[Extracted data entries]
====

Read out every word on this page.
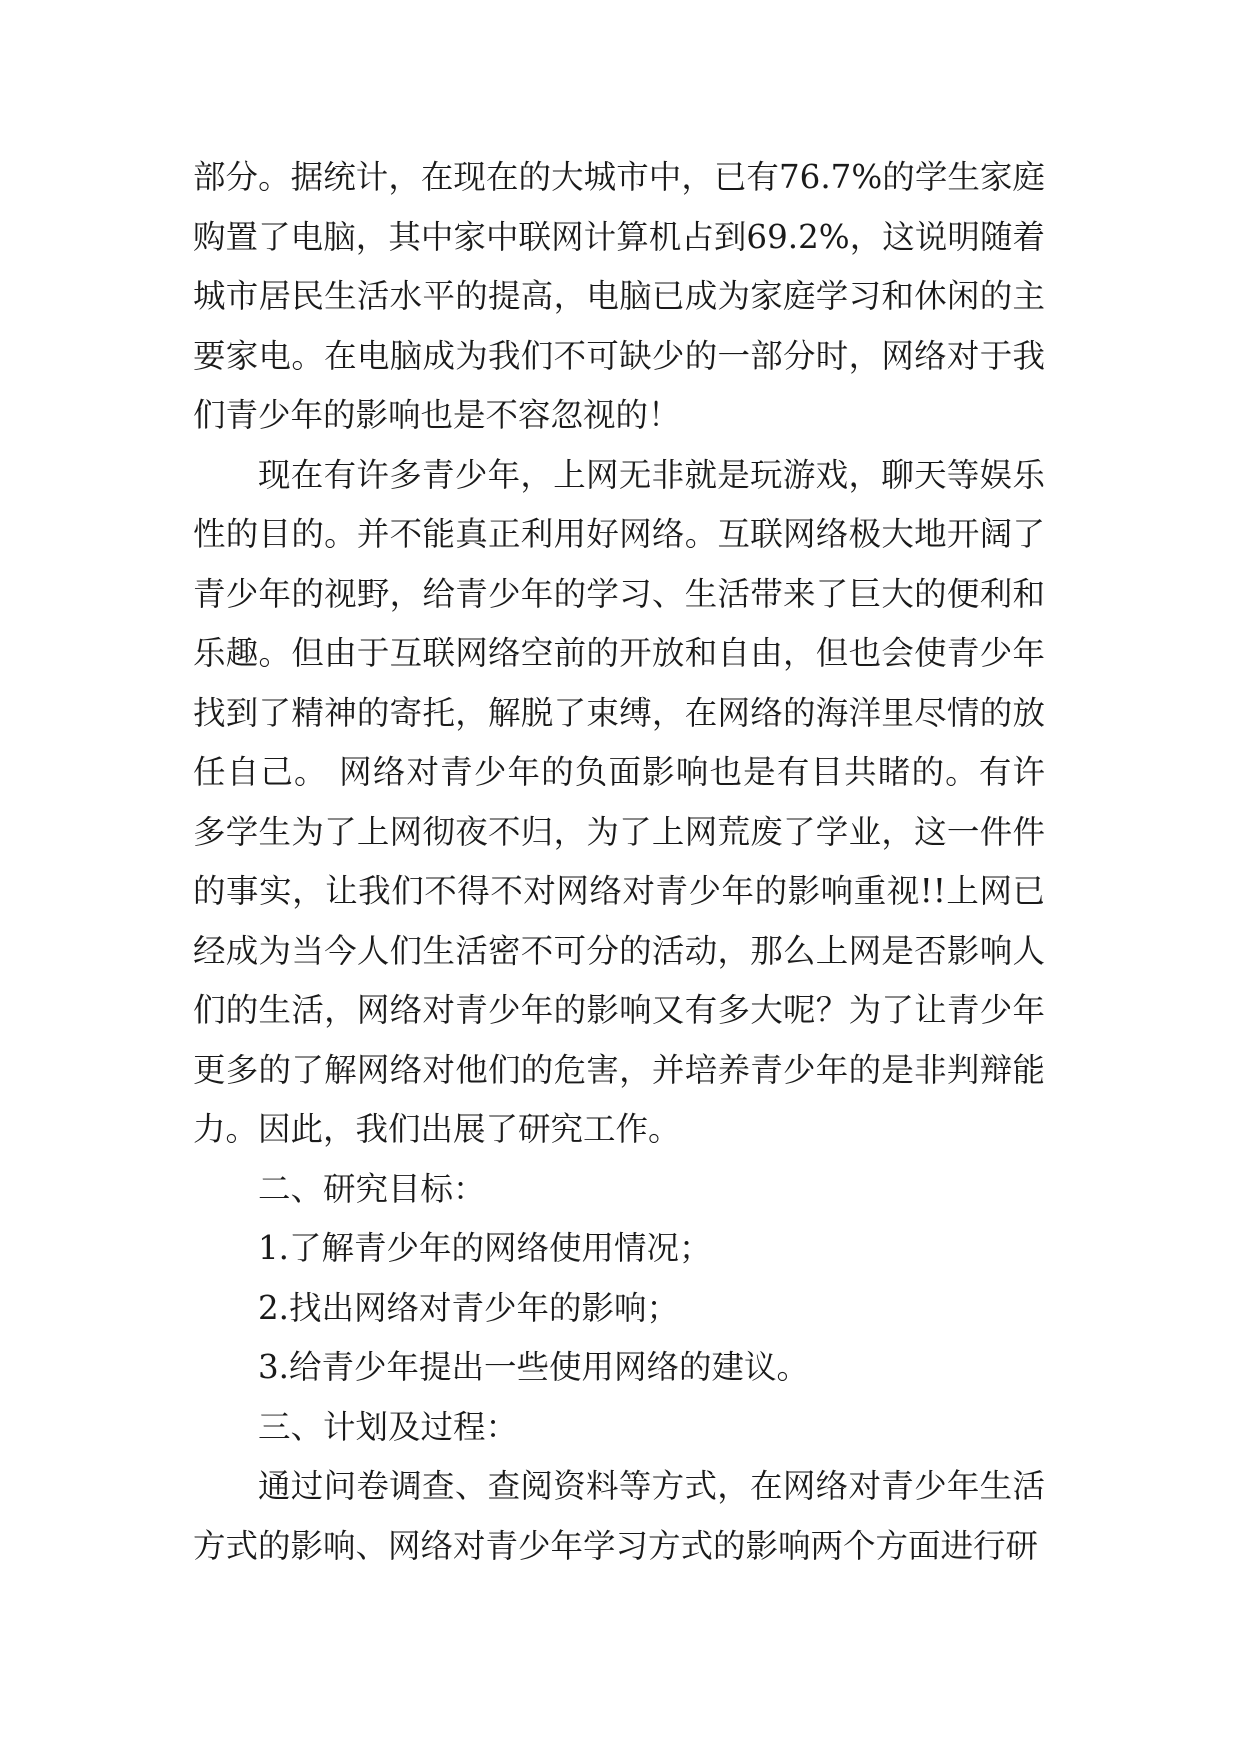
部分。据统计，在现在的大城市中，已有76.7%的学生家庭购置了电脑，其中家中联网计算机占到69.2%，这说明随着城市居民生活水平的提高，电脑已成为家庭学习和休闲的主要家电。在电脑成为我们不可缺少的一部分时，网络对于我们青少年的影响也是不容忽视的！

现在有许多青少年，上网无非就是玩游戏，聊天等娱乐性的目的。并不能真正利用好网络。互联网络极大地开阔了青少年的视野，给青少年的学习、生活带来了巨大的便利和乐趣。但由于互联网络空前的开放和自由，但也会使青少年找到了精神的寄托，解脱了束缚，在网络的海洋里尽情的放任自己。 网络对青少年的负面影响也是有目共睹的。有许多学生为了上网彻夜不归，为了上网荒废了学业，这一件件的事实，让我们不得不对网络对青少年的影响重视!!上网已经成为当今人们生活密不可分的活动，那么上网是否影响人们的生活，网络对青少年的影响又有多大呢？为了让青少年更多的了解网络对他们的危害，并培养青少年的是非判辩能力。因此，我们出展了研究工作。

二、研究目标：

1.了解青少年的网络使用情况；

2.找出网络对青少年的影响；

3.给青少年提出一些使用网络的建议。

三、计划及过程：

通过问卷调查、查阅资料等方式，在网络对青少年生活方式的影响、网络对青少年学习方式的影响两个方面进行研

====

Your instructions: Repeat the material above word for word, please, apart from its images.

Problem solution:
Read out every word on this page.
部分。据统计，在现在的大城市中，已有76.7%的学生家庭购置了电脑，其中家中联网计算机占到69.2%，这说明随着城市居民生活水平的提高，电脑已成为家庭学习和休闲的主要家电。在电脑成为我们不可缺少的一部分时，网络对于我们青少年的影响也是不容忽视的！

现在有许多青少年，上网无非就是玩游戏，聊天等娱乐性的目的。并不能真正利用好网络。互联网络极大地开阔了青少年的视野，给青少年的学习、生活带来了巨大的便利和乐趣。但由于互联网络空前的开放和自由，但也会使青少年找到了精神的寄托，解脱了束缚，在网络的海洋里尽情的放任自己。 网络对青少年的负面影响也是有目共睹的。有许多学生为了上网彻夜不归，为了上网荒废了学业，这一件件的事实，让我们不得不对网络对青少年的影响重视!!上网已经成为当今人们生活密不可分的活动，那么上网是否影响人们的生活，网络对青少年的影响又有多大呢？为了让青少年更多的了解网络对他们的危害，并培养青少年的是非判辩能力。因此，我们出展了研究工作。

二、研究目标：

1.了解青少年的网络使用情况；

2.找出网络对青少年的影响；

3.给青少年提出一些使用网络的建议。

三、计划及过程：

通过问卷调查、查阅资料等方式，在网络对青少年生活方式的影响、网络对青少年学习方式的影响两个方面进行研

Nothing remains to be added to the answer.